[start of ITEMS]

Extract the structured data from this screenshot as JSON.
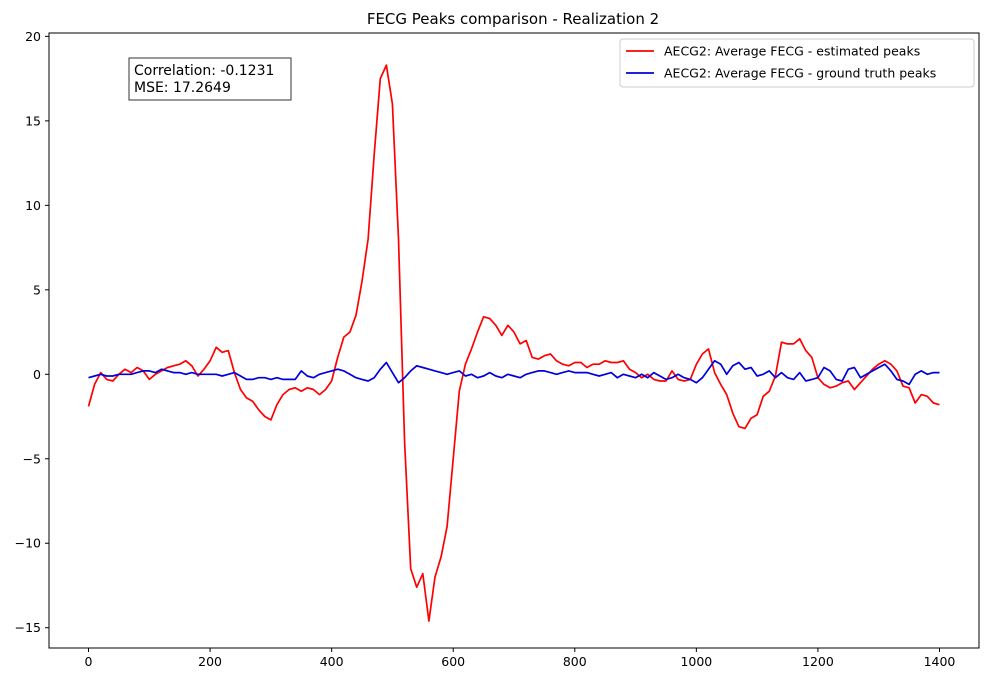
{
  "chart_data": {
    "type": "line",
    "title": "FECG Peaks comparison - Realization 2",
    "xlabel": "",
    "ylabel": "",
    "xlim": [
      -65,
      1465
    ],
    "ylim": [
      -16.2,
      20.2
    ],
    "xticks": [
      0,
      200,
      400,
      600,
      800,
      1000,
      1200,
      1400
    ],
    "yticks": [
      -15,
      -10,
      -5,
      0,
      5,
      10,
      15,
      20
    ],
    "grid": false,
    "legend_position": "top-right",
    "annotation": {
      "lines": [
        "Correlation: -0.1231",
        "MSE: 17.2649"
      ],
      "position": "top-left"
    },
    "series": [
      {
        "name": "AECG2: Average FECG - estimated peaks",
        "color": "#ff0000",
        "x": [
          0,
          10,
          20,
          30,
          40,
          50,
          60,
          70,
          80,
          90,
          100,
          110,
          120,
          130,
          140,
          150,
          160,
          170,
          180,
          190,
          200,
          210,
          220,
          230,
          240,
          250,
          260,
          270,
          280,
          290,
          300,
          310,
          320,
          330,
          340,
          350,
          360,
          370,
          380,
          390,
          400,
          410,
          420,
          430,
          440,
          450,
          460,
          470,
          480,
          490,
          500,
          510,
          520,
          530,
          540,
          550,
          560,
          570,
          580,
          590,
          600,
          610,
          620,
          630,
          640,
          650,
          660,
          670,
          680,
          690,
          700,
          710,
          720,
          730,
          740,
          750,
          760,
          770,
          780,
          790,
          800,
          810,
          820,
          830,
          840,
          850,
          860,
          870,
          880,
          890,
          900,
          910,
          920,
          930,
          940,
          950,
          960,
          970,
          980,
          990,
          1000,
          1010,
          1020,
          1030,
          1040,
          1050,
          1060,
          1070,
          1080,
          1090,
          1100,
          1110,
          1120,
          1130,
          1140,
          1150,
          1160,
          1170,
          1180,
          1190,
          1200,
          1210,
          1220,
          1230,
          1240,
          1250,
          1260,
          1270,
          1280,
          1290,
          1300,
          1310,
          1320,
          1330,
          1340,
          1350,
          1360,
          1370,
          1380,
          1390,
          1400
        ],
        "values": [
          -1.9,
          -0.6,
          0.1,
          -0.3,
          -0.4,
          0.0,
          0.3,
          0.1,
          0.4,
          0.2,
          -0.3,
          0.0,
          0.2,
          0.4,
          0.5,
          0.6,
          0.8,
          0.5,
          -0.1,
          0.3,
          0.8,
          1.6,
          1.3,
          1.4,
          0.1,
          -0.9,
          -1.4,
          -1.6,
          -2.1,
          -2.5,
          -2.7,
          -1.8,
          -1.2,
          -0.9,
          -0.8,
          -1.0,
          -0.8,
          -0.9,
          -1.2,
          -0.9,
          -0.4,
          1.0,
          2.2,
          2.5,
          3.5,
          5.5,
          8.0,
          13.0,
          17.5,
          18.3,
          16.0,
          8.0,
          -4.0,
          -11.5,
          -12.6,
          -11.8,
          -14.6,
          -12.0,
          -10.8,
          -9.0,
          -5.0,
          -1.0,
          0.6,
          1.5,
          2.5,
          3.4,
          3.3,
          2.9,
          2.3,
          2.9,
          2.5,
          1.8,
          2.0,
          1.0,
          0.9,
          1.1,
          1.2,
          0.8,
          0.6,
          0.5,
          0.7,
          0.7,
          0.4,
          0.6,
          0.6,
          0.8,
          0.7,
          0.7,
          0.8,
          0.3,
          0.1,
          -0.2,
          0.0,
          -0.3,
          -0.4,
          -0.4,
          0.2,
          -0.3,
          -0.4,
          -0.3,
          0.6,
          1.2,
          1.5,
          0.1,
          -0.6,
          -1.2,
          -2.3,
          -3.1,
          -3.2,
          -2.6,
          -2.4,
          -1.3,
          -1.0,
          -0.1,
          1.9,
          1.8,
          1.8,
          2.1,
          1.4,
          1.0,
          -0.2,
          -0.6,
          -0.8,
          -0.7,
          -0.5,
          -0.4,
          -0.9,
          -0.5,
          -0.1,
          0.3,
          0.6,
          0.8,
          0.6,
          0.2,
          -0.7,
          -0.8,
          -1.7,
          -1.2,
          -1.3,
          -1.7,
          -1.8
        ]
      },
      {
        "name": "AECG2: Average FECG - ground truth peaks",
        "color": "#0000dd",
        "x": [
          0,
          10,
          20,
          30,
          40,
          50,
          60,
          70,
          80,
          90,
          100,
          110,
          120,
          130,
          140,
          150,
          160,
          170,
          180,
          190,
          200,
          210,
          220,
          230,
          240,
          250,
          260,
          270,
          280,
          290,
          300,
          310,
          320,
          330,
          340,
          350,
          360,
          370,
          380,
          390,
          400,
          410,
          420,
          430,
          440,
          450,
          460,
          470,
          480,
          490,
          500,
          510,
          520,
          530,
          540,
          550,
          560,
          570,
          580,
          590,
          600,
          610,
          620,
          630,
          640,
          650,
          660,
          670,
          680,
          690,
          700,
          710,
          720,
          730,
          740,
          750,
          760,
          770,
          780,
          790,
          800,
          810,
          820,
          830,
          840,
          850,
          860,
          870,
          880,
          890,
          900,
          910,
          920,
          930,
          940,
          950,
          960,
          970,
          980,
          990,
          1000,
          1010,
          1020,
          1030,
          1040,
          1050,
          1060,
          1070,
          1080,
          1090,
          1100,
          1110,
          1120,
          1130,
          1140,
          1150,
          1160,
          1170,
          1180,
          1190,
          1200,
          1210,
          1220,
          1230,
          1240,
          1250,
          1260,
          1270,
          1280,
          1290,
          1300,
          1310,
          1320,
          1330,
          1340,
          1350,
          1360,
          1370,
          1380,
          1390,
          1400
        ],
        "values": [
          -0.2,
          -0.1,
          0.0,
          -0.1,
          -0.1,
          0.0,
          0.0,
          0.0,
          0.1,
          0.2,
          0.2,
          0.1,
          0.3,
          0.2,
          0.1,
          0.1,
          0.0,
          0.1,
          0.0,
          0.0,
          0.0,
          0.0,
          -0.1,
          0.0,
          0.1,
          -0.1,
          -0.3,
          -0.3,
          -0.2,
          -0.2,
          -0.3,
          -0.2,
          -0.3,
          -0.3,
          -0.3,
          0.2,
          -0.1,
          -0.2,
          0.0,
          0.1,
          0.2,
          0.3,
          0.2,
          0.0,
          -0.2,
          -0.3,
          -0.4,
          -0.2,
          0.3,
          0.7,
          0.1,
          -0.5,
          -0.2,
          0.2,
          0.5,
          0.4,
          0.3,
          0.2,
          0.1,
          0.0,
          0.1,
          0.2,
          -0.1,
          0.0,
          -0.2,
          -0.1,
          0.1,
          -0.1,
          -0.2,
          0.0,
          -0.1,
          -0.2,
          0.0,
          0.1,
          0.2,
          0.2,
          0.1,
          0.0,
          0.1,
          0.2,
          0.1,
          0.1,
          0.1,
          0.0,
          -0.1,
          0.0,
          0.1,
          -0.2,
          0.0,
          -0.1,
          -0.2,
          0.0,
          -0.2,
          0.1,
          -0.1,
          -0.3,
          -0.2,
          0.0,
          -0.2,
          -0.3,
          -0.5,
          -0.2,
          0.3,
          0.8,
          0.6,
          0.0,
          0.5,
          0.7,
          0.3,
          0.4,
          -0.1,
          0.0,
          0.2,
          -0.2,
          0.1,
          -0.2,
          -0.3,
          0.1,
          -0.4,
          -0.3,
          -0.2,
          0.4,
          0.2,
          -0.3,
          -0.4,
          0.3,
          0.4,
          -0.2,
          0.0,
          0.2,
          0.4,
          0.6,
          0.2,
          -0.3,
          -0.4,
          -0.6,
          0.0,
          0.2,
          0.0,
          0.1,
          0.1
        ]
      }
    ]
  }
}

[end of ITEMS]

--- SHORT TASK ---
Retype the listing exactly. Pictures do not belong in the copy.

--- OUTPUT OF THE EXERCISE ---
Extract the structured data from this screenshot as JSON.
{
  "chart_data": {
    "type": "line",
    "title": "FECG Peaks comparison - Realization 2",
    "xlabel": "",
    "ylabel": "",
    "xlim": [
      -65,
      1465
    ],
    "ylim": [
      -16.2,
      20.2
    ],
    "xticks": [
      0,
      200,
      400,
      600,
      800,
      1000,
      1200,
      1400
    ],
    "yticks": [
      -15,
      -10,
      -5,
      0,
      5,
      10,
      15,
      20
    ],
    "grid": false,
    "legend_position": "top-right",
    "annotation": {
      "lines": [
        "Correlation: -0.1231",
        "MSE: 17.2649"
      ],
      "position": "top-left"
    },
    "series": [
      {
        "name": "AECG2: Average FECG - estimated peaks",
        "color": "#ff0000",
        "x": [
          0,
          10,
          20,
          30,
          40,
          50,
          60,
          70,
          80,
          90,
          100,
          110,
          120,
          130,
          140,
          150,
          160,
          170,
          180,
          190,
          200,
          210,
          220,
          230,
          240,
          250,
          260,
          270,
          280,
          290,
          300,
          310,
          320,
          330,
          340,
          350,
          360,
          370,
          380,
          390,
          400,
          410,
          420,
          430,
          440,
          450,
          460,
          470,
          480,
          490,
          500,
          510,
          520,
          530,
          540,
          550,
          560,
          570,
          580,
          590,
          600,
          610,
          620,
          630,
          640,
          650,
          660,
          670,
          680,
          690,
          700,
          710,
          720,
          730,
          740,
          750,
          760,
          770,
          780,
          790,
          800,
          810,
          820,
          830,
          840,
          850,
          860,
          870,
          880,
          890,
          900,
          910,
          920,
          930,
          940,
          950,
          960,
          970,
          980,
          990,
          1000,
          1010,
          1020,
          1030,
          1040,
          1050,
          1060,
          1070,
          1080,
          1090,
          1100,
          1110,
          1120,
          1130,
          1140,
          1150,
          1160,
          1170,
          1180,
          1190,
          1200,
          1210,
          1220,
          1230,
          1240,
          1250,
          1260,
          1270,
          1280,
          1290,
          1300,
          1310,
          1320,
          1330,
          1340,
          1350,
          1360,
          1370,
          1380,
          1390,
          1400
        ],
        "values": [
          -1.9,
          -0.6,
          0.1,
          -0.3,
          -0.4,
          0.0,
          0.3,
          0.1,
          0.4,
          0.2,
          -0.3,
          0.0,
          0.2,
          0.4,
          0.5,
          0.6,
          0.8,
          0.5,
          -0.1,
          0.3,
          0.8,
          1.6,
          1.3,
          1.4,
          0.1,
          -0.9,
          -1.4,
          -1.6,
          -2.1,
          -2.5,
          -2.7,
          -1.8,
          -1.2,
          -0.9,
          -0.8,
          -1.0,
          -0.8,
          -0.9,
          -1.2,
          -0.9,
          -0.4,
          1.0,
          2.2,
          2.5,
          3.5,
          5.5,
          8.0,
          13.0,
          17.5,
          18.3,
          16.0,
          8.0,
          -4.0,
          -11.5,
          -12.6,
          -11.8,
          -14.6,
          -12.0,
          -10.8,
          -9.0,
          -5.0,
          -1.0,
          0.6,
          1.5,
          2.5,
          3.4,
          3.3,
          2.9,
          2.3,
          2.9,
          2.5,
          1.8,
          2.0,
          1.0,
          0.9,
          1.1,
          1.2,
          0.8,
          0.6,
          0.5,
          0.7,
          0.7,
          0.4,
          0.6,
          0.6,
          0.8,
          0.7,
          0.7,
          0.8,
          0.3,
          0.1,
          -0.2,
          0.0,
          -0.3,
          -0.4,
          -0.4,
          0.2,
          -0.3,
          -0.4,
          -0.3,
          0.6,
          1.2,
          1.5,
          0.1,
          -0.6,
          -1.2,
          -2.3,
          -3.1,
          -3.2,
          -2.6,
          -2.4,
          -1.3,
          -1.0,
          -0.1,
          1.9,
          1.8,
          1.8,
          2.1,
          1.4,
          1.0,
          -0.2,
          -0.6,
          -0.8,
          -0.7,
          -0.5,
          -0.4,
          -0.9,
          -0.5,
          -0.1,
          0.3,
          0.6,
          0.8,
          0.6,
          0.2,
          -0.7,
          -0.8,
          -1.7,
          -1.2,
          -1.3,
          -1.7,
          -1.8
        ]
      },
      {
        "name": "AECG2: Average FECG - ground truth peaks",
        "color": "#0000dd",
        "x": [
          0,
          10,
          20,
          30,
          40,
          50,
          60,
          70,
          80,
          90,
          100,
          110,
          120,
          130,
          140,
          150,
          160,
          170,
          180,
          190,
          200,
          210,
          220,
          230,
          240,
          250,
          260,
          270,
          280,
          290,
          300,
          310,
          320,
          330,
          340,
          350,
          360,
          370,
          380,
          390,
          400,
          410,
          420,
          430,
          440,
          450,
          460,
          470,
          480,
          490,
          500,
          510,
          520,
          530,
          540,
          550,
          560,
          570,
          580,
          590,
          600,
          610,
          620,
          630,
          640,
          650,
          660,
          670,
          680,
          690,
          700,
          710,
          720,
          730,
          740,
          750,
          760,
          770,
          780,
          790,
          800,
          810,
          820,
          830,
          840,
          850,
          860,
          870,
          880,
          890,
          900,
          910,
          920,
          930,
          940,
          950,
          960,
          970,
          980,
          990,
          1000,
          1010,
          1020,
          1030,
          1040,
          1050,
          1060,
          1070,
          1080,
          1090,
          1100,
          1110,
          1120,
          1130,
          1140,
          1150,
          1160,
          1170,
          1180,
          1190,
          1200,
          1210,
          1220,
          1230,
          1240,
          1250,
          1260,
          1270,
          1280,
          1290,
          1300,
          1310,
          1320,
          1330,
          1340,
          1350,
          1360,
          1370,
          1380,
          1390,
          1400
        ],
        "values": [
          -0.2,
          -0.1,
          0.0,
          -0.1,
          -0.1,
          0.0,
          0.0,
          0.0,
          0.1,
          0.2,
          0.2,
          0.1,
          0.3,
          0.2,
          0.1,
          0.1,
          0.0,
          0.1,
          0.0,
          0.0,
          0.0,
          0.0,
          -0.1,
          0.0,
          0.1,
          -0.1,
          -0.3,
          -0.3,
          -0.2,
          -0.2,
          -0.3,
          -0.2,
          -0.3,
          -0.3,
          -0.3,
          0.2,
          -0.1,
          -0.2,
          0.0,
          0.1,
          0.2,
          0.3,
          0.2,
          0.0,
          -0.2,
          -0.3,
          -0.4,
          -0.2,
          0.3,
          0.7,
          0.1,
          -0.5,
          -0.2,
          0.2,
          0.5,
          0.4,
          0.3,
          0.2,
          0.1,
          0.0,
          0.1,
          0.2,
          -0.1,
          0.0,
          -0.2,
          -0.1,
          0.1,
          -0.1,
          -0.2,
          0.0,
          -0.1,
          -0.2,
          0.0,
          0.1,
          0.2,
          0.2,
          0.1,
          0.0,
          0.1,
          0.2,
          0.1,
          0.1,
          0.1,
          0.0,
          -0.1,
          0.0,
          0.1,
          -0.2,
          0.0,
          -0.1,
          -0.2,
          0.0,
          -0.2,
          0.1,
          -0.1,
          -0.3,
          -0.2,
          0.0,
          -0.2,
          -0.3,
          -0.5,
          -0.2,
          0.3,
          0.8,
          0.6,
          0.0,
          0.5,
          0.7,
          0.3,
          0.4,
          -0.1,
          0.0,
          0.2,
          -0.2,
          0.1,
          -0.2,
          -0.3,
          0.1,
          -0.4,
          -0.3,
          -0.2,
          0.4,
          0.2,
          -0.3,
          -0.4,
          0.3,
          0.4,
          -0.2,
          0.0,
          0.2,
          0.4,
          0.6,
          0.2,
          -0.3,
          -0.4,
          -0.6,
          0.0,
          0.2,
          0.0,
          0.1,
          0.1
        ]
      }
    ]
  }
}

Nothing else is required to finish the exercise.